- LISTED ENTRIES:
::::

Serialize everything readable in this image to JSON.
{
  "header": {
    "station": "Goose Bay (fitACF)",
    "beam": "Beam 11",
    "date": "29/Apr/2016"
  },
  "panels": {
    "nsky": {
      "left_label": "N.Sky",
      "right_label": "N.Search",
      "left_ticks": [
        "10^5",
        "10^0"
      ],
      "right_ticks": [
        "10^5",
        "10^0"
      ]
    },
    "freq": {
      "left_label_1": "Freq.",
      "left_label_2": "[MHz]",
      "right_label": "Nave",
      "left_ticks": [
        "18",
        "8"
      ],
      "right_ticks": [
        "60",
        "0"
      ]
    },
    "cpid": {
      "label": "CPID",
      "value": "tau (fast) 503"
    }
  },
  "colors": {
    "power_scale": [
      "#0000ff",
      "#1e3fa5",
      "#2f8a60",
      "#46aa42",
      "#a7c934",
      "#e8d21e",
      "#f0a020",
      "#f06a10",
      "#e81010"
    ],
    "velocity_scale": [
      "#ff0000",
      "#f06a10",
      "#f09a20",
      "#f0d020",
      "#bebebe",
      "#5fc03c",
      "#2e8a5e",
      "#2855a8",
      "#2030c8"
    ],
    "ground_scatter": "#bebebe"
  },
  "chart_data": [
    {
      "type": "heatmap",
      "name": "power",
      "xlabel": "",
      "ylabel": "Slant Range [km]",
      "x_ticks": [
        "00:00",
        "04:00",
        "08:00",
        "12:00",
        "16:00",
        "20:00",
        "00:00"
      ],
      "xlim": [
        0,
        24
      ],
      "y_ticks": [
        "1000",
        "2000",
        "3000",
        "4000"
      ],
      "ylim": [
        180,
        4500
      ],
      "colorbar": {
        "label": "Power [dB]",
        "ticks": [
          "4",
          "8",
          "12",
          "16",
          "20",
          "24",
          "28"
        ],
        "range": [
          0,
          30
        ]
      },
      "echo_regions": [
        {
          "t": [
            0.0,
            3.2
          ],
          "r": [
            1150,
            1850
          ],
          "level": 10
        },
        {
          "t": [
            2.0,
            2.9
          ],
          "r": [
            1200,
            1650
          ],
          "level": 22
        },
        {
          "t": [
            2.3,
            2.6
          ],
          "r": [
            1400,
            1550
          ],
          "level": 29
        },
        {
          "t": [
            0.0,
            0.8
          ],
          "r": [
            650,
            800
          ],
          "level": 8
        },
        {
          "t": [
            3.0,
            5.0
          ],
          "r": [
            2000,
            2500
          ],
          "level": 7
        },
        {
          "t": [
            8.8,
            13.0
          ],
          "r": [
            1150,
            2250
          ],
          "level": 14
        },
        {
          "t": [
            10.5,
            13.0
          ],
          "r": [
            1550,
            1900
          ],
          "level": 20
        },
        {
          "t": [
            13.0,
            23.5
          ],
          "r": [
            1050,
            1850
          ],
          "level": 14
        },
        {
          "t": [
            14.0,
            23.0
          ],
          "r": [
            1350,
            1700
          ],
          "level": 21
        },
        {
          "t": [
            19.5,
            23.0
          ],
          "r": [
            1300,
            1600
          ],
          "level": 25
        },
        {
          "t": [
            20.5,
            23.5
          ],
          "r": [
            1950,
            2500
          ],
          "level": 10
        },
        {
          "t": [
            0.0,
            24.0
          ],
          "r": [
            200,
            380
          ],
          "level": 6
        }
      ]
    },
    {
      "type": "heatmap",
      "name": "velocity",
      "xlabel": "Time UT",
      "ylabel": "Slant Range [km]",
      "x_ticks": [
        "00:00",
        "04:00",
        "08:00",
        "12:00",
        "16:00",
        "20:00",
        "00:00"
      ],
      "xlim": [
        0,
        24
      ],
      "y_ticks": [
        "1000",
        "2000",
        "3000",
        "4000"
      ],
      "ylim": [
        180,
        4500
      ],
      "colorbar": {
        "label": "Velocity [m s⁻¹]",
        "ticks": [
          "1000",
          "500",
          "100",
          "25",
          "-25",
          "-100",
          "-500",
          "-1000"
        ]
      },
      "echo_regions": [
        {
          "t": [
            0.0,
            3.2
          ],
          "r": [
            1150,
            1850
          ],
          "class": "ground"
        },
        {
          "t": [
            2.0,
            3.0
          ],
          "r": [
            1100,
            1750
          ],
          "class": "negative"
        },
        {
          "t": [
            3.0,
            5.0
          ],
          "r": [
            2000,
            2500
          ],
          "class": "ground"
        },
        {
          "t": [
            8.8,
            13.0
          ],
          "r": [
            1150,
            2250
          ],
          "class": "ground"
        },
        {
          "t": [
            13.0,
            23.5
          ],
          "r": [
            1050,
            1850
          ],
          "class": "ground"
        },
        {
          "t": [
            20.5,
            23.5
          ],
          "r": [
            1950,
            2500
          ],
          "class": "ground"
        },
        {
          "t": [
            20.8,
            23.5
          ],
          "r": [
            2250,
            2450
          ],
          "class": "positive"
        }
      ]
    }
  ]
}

::::

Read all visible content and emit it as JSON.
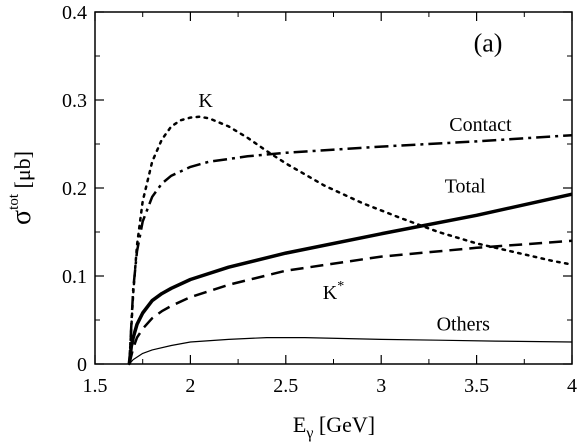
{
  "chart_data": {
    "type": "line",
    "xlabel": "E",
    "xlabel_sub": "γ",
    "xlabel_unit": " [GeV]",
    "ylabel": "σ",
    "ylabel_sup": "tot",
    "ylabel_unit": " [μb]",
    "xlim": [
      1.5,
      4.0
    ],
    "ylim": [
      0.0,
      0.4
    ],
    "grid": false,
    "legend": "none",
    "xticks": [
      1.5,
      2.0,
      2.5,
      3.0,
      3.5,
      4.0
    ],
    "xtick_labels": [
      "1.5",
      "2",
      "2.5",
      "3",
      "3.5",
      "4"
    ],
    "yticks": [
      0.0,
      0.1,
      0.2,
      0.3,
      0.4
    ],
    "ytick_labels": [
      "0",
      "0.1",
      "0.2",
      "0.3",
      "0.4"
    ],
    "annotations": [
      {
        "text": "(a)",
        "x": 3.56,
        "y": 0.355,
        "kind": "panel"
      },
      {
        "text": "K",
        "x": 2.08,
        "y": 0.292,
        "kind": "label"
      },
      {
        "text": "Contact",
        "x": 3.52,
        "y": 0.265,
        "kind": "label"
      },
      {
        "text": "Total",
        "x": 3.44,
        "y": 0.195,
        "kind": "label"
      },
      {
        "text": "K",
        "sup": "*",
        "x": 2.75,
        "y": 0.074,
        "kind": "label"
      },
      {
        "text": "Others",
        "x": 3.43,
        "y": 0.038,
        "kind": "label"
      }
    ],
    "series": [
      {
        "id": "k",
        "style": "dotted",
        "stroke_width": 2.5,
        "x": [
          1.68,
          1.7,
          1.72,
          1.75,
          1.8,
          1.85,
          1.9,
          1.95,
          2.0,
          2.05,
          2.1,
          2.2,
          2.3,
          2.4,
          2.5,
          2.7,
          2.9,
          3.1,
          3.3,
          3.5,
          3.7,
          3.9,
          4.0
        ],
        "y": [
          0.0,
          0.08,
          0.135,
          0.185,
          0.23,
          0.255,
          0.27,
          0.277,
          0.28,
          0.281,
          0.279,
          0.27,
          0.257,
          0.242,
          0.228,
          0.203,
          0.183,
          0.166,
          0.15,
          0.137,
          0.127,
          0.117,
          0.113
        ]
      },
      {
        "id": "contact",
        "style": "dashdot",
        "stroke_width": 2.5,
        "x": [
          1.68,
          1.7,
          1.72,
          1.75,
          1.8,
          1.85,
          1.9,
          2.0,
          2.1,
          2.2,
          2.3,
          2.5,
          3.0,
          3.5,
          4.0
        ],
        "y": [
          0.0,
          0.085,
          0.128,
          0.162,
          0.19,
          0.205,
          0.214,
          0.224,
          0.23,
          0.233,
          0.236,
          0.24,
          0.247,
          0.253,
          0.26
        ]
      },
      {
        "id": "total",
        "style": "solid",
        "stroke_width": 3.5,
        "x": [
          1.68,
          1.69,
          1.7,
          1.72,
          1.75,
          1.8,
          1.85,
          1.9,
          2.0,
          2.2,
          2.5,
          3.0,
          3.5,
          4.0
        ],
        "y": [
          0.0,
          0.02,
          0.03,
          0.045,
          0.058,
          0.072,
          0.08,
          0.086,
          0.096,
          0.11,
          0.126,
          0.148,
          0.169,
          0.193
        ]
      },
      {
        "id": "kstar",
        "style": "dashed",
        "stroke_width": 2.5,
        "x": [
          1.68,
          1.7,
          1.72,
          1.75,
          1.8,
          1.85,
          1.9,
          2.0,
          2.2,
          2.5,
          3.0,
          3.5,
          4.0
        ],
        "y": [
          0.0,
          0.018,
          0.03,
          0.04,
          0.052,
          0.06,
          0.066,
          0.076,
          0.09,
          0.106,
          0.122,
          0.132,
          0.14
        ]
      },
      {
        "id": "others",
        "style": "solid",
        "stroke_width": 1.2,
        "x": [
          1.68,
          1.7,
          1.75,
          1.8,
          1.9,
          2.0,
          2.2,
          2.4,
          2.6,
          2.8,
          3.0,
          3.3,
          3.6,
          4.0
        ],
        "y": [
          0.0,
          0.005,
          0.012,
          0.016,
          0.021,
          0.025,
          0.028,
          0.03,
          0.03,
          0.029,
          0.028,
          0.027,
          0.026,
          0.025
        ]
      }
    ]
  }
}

::::

- WHAT THIS TASK INVOLVES:
Gather and return every line that holds the string "style".

- EXERCISE SOLUTION:
        "style": "dotted",
        "style": "dashdot",
        "style": "solid",
        "style": "dashed",
        "style": "solid",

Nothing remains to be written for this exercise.